▸ **What is expected**
Records follow. Select each line holding "Shahiih".

▸ **Records shown**
=-=-=

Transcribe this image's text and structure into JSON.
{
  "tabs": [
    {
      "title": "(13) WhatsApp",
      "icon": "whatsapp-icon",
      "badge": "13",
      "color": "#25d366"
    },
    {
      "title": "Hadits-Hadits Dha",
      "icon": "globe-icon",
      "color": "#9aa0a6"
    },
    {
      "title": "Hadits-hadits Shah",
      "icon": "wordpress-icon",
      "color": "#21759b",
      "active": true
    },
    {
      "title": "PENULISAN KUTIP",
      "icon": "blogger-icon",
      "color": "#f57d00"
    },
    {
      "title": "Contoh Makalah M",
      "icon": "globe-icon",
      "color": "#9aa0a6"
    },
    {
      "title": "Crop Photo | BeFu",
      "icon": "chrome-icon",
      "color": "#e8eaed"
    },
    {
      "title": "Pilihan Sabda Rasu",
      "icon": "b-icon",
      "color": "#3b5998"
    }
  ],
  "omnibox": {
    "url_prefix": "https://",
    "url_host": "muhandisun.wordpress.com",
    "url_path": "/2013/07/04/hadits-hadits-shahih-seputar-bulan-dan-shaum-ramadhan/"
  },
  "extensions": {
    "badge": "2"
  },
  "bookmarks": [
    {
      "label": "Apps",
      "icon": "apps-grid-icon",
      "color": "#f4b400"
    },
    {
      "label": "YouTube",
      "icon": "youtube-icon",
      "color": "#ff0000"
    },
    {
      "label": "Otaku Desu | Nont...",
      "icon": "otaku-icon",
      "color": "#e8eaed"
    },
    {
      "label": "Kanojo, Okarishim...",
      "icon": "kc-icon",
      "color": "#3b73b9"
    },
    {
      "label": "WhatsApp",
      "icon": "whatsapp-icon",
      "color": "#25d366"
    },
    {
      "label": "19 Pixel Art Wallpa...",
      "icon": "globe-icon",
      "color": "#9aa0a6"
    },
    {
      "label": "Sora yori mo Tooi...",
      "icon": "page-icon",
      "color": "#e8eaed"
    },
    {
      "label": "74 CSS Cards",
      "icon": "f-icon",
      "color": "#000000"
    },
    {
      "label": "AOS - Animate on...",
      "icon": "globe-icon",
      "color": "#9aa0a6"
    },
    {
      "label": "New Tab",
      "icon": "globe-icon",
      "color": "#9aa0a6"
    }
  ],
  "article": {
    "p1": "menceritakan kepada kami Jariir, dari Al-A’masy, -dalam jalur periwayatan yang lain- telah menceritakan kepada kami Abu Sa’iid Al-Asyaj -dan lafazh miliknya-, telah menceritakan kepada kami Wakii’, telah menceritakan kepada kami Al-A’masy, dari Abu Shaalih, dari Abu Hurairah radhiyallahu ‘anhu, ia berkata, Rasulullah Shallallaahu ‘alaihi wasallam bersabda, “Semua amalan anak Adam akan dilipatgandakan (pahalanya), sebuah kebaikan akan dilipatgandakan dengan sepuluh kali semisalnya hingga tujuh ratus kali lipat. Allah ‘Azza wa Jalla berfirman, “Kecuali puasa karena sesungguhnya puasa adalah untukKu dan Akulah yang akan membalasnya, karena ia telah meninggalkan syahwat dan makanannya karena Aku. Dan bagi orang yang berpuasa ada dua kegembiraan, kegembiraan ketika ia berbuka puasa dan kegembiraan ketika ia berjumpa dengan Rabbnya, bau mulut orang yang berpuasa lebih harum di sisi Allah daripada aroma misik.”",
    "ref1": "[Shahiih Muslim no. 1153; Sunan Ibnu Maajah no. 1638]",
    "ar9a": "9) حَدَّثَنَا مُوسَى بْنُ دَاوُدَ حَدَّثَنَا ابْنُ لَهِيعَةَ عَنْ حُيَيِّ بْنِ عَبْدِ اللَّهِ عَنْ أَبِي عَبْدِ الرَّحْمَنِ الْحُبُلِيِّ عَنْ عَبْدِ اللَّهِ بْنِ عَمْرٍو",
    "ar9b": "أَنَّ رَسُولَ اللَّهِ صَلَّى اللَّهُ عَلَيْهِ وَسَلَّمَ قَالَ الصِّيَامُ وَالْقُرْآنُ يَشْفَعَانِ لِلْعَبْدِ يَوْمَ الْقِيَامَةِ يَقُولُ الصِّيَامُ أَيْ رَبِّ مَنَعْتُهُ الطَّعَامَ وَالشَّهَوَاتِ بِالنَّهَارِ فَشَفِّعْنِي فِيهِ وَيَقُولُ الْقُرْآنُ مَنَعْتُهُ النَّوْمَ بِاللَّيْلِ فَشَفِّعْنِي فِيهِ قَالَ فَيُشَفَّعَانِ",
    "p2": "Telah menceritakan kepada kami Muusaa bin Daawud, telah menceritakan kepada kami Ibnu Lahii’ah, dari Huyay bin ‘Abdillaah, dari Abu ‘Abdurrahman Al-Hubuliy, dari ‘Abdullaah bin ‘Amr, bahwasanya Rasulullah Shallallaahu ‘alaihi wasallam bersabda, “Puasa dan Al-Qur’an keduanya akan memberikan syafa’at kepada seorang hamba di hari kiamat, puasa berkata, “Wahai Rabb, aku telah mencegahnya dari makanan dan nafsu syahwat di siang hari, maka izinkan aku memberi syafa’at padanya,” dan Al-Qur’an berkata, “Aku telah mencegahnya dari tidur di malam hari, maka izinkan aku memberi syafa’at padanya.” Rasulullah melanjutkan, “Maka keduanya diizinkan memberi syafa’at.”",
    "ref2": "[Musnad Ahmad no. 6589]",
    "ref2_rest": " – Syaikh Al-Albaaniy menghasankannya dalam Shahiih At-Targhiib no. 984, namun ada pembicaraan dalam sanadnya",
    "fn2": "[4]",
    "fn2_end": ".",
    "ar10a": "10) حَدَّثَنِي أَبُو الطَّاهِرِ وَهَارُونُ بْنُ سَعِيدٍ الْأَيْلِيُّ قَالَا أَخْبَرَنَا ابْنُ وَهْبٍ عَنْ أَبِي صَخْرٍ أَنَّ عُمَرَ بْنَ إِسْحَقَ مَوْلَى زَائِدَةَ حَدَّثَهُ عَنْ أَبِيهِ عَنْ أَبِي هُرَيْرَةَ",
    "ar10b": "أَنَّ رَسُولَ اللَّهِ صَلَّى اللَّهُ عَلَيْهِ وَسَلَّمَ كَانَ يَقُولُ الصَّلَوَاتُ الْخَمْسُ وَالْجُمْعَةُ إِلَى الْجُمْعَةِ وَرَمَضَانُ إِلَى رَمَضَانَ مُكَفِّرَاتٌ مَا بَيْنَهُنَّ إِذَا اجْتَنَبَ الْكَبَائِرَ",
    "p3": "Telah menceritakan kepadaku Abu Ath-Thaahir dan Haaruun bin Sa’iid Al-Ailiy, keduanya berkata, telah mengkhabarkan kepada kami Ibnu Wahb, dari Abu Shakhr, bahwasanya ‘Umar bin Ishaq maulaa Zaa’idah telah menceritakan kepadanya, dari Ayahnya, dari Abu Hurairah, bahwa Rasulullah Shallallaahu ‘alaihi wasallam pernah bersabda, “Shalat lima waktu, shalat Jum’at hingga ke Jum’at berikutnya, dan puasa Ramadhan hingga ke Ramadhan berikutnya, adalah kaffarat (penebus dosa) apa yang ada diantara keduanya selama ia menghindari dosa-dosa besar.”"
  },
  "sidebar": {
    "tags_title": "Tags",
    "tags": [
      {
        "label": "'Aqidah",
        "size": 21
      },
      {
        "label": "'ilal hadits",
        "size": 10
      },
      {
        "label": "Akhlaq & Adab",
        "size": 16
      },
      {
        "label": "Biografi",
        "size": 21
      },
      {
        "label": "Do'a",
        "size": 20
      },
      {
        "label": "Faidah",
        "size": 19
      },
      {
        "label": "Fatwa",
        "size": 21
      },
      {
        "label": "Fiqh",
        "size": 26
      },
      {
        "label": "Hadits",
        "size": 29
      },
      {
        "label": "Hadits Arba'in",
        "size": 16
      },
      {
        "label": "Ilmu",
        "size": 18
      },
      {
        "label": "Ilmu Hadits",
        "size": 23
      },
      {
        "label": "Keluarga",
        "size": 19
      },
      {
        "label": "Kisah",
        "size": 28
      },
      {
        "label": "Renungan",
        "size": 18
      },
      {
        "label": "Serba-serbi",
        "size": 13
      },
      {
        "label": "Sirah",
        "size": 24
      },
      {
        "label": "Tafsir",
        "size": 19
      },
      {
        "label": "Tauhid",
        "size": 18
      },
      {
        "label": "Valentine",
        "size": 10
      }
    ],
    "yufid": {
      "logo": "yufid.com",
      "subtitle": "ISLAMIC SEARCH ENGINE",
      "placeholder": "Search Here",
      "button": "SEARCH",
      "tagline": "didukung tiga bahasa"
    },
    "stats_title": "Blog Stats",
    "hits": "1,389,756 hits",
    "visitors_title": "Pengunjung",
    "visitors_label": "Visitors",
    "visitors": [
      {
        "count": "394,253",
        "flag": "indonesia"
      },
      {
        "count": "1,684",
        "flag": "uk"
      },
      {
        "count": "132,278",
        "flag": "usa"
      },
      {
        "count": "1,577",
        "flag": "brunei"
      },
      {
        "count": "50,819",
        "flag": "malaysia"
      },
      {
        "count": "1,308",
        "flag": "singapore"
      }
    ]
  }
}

=-=-=

▸ **Solution to this exercise**
    "ref1": "[Shahiih Muslim no. 1153; Sunan Ibnu Maajah no. 1638]",
    "ref2_rest": " – Syaikh Al-Albaaniy menghasankannya dalam Shahiih At-Targhiib no. 984, namun ada pembicaraan dalam sanadnya",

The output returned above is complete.